▶ _Exercise aim_
Render the material again word for word, skipping the pictures in it.

** Start of Material for this exercise **

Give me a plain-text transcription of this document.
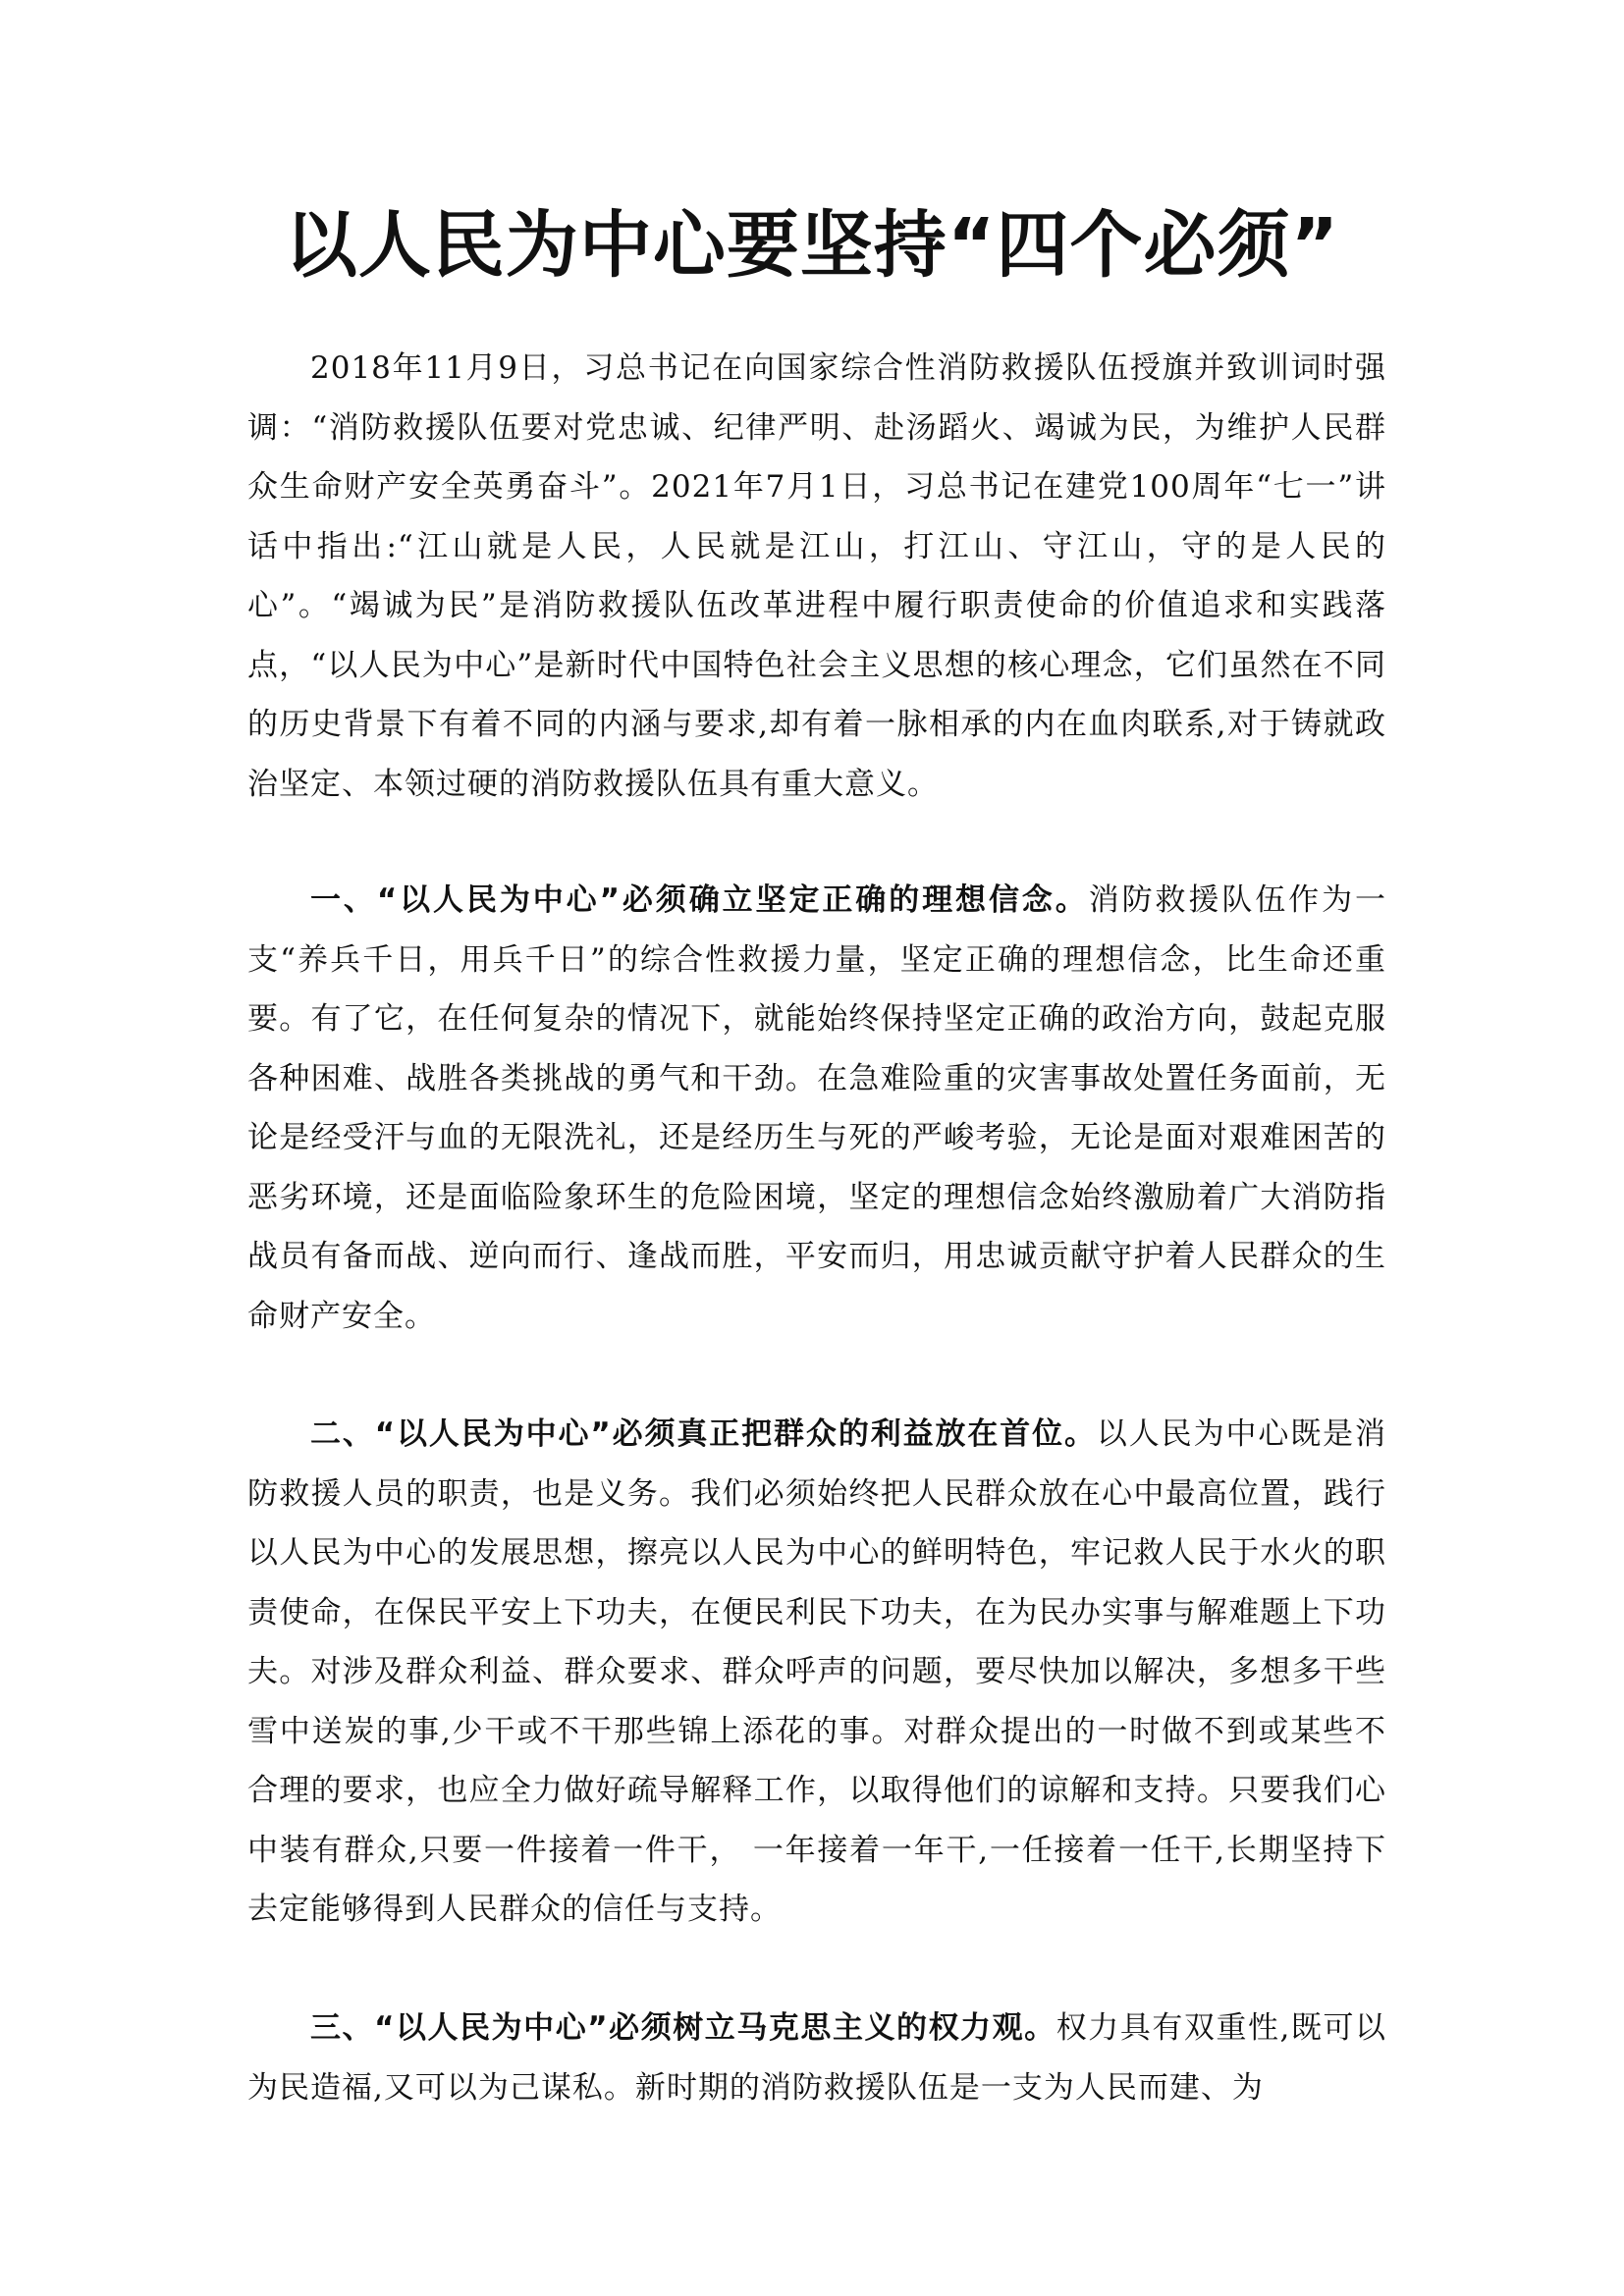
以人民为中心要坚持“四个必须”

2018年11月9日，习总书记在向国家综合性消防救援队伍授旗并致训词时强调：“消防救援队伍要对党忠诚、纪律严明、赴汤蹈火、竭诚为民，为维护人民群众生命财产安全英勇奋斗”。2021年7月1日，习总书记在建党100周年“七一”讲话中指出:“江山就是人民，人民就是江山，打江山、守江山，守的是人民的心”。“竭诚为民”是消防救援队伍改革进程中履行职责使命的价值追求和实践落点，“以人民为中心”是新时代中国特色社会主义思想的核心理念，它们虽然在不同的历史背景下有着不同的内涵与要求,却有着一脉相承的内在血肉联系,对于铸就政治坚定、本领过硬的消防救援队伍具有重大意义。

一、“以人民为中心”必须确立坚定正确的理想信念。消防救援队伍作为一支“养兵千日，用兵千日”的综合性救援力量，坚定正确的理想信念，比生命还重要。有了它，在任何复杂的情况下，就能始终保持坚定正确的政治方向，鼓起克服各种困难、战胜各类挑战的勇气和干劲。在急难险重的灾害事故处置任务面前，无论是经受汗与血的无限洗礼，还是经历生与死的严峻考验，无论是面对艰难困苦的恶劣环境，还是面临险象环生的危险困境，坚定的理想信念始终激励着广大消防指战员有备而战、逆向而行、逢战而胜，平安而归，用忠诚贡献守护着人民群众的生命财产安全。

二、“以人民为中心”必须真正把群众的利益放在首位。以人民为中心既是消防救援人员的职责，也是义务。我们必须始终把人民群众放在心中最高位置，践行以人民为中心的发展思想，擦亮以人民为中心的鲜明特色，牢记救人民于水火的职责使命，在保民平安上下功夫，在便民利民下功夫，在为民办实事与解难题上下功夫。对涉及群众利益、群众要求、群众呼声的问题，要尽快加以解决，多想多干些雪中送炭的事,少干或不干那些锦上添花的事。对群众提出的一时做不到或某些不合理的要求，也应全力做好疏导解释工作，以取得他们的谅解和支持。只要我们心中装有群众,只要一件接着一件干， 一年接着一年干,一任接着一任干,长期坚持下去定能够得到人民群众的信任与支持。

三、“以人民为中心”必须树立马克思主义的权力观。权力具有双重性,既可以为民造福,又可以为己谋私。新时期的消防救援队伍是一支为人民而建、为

** End of Material for this exercise **

▶ _Full output_
Give me a plain-text transcription of this document.
以人民为中心要坚持“四个必须”

2018年11月9日，习总书记在向国家综合性消防救援队伍授旗并致训词时强调：“消防救援队伍要对党忠诚、纪律严明、赴汤蹈火、竭诚为民，为维护人民群众生命财产安全英勇奋斗”。2021年7月1日，习总书记在建党100周年“七一”讲话中指出:“江山就是人民，人民就是江山，打江山、守江山，守的是人民的心”。“竭诚为民”是消防救援队伍改革进程中履行职责使命的价值追求和实践落点，“以人民为中心”是新时代中国特色社会主义思想的核心理念，它们虽然在不同的历史背景下有着不同的内涵与要求,却有着一脉相承的内在血肉联系,对于铸就政治坚定、本领过硬的消防救援队伍具有重大意义。

一、“以人民为中心”必须确立坚定正确的理想信念。消防救援队伍作为一支“养兵千日，用兵千日”的综合性救援力量，坚定正确的理想信念，比生命还重要。有了它，在任何复杂的情况下，就能始终保持坚定正确的政治方向，鼓起克服各种困难、战胜各类挑战的勇气和干劲。在急难险重的灾害事故处置任务面前，无论是经受汗与血的无限洗礼，还是经历生与死的严峻考验，无论是面对艰难困苦的恶劣环境，还是面临险象环生的危险困境，坚定的理想信念始终激励着广大消防指战员有备而战、逆向而行、逢战而胜，平安而归，用忠诚贡献守护着人民群众的生命财产安全。

二、“以人民为中心”必须真正把群众的利益放在首位。以人民为中心既是消防救援人员的职责，也是义务。我们必须始终把人民群众放在心中最高位置，践行以人民为中心的发展思想，擦亮以人民为中心的鲜明特色，牢记救人民于水火的职责使命，在保民平安上下功夫，在便民利民下功夫，在为民办实事与解难题上下功夫。对涉及群众利益、群众要求、群众呼声的问题，要尽快加以解决，多想多干些雪中送炭的事,少干或不干那些锦上添花的事。对群众提出的一时做不到或某些不合理的要求，也应全力做好疏导解释工作，以取得他们的谅解和支持。只要我们心中装有群众,只要一件接着一件干， 一年接着一年干,一任接着一任干,长期坚持下去定能够得到人民群众的信任与支持。

三、“以人民为中心”必须树立马克思主义的权力观。权力具有双重性,既可以为民造福,又可以为己谋私。新时期的消防救援队伍是一支为人民而建、为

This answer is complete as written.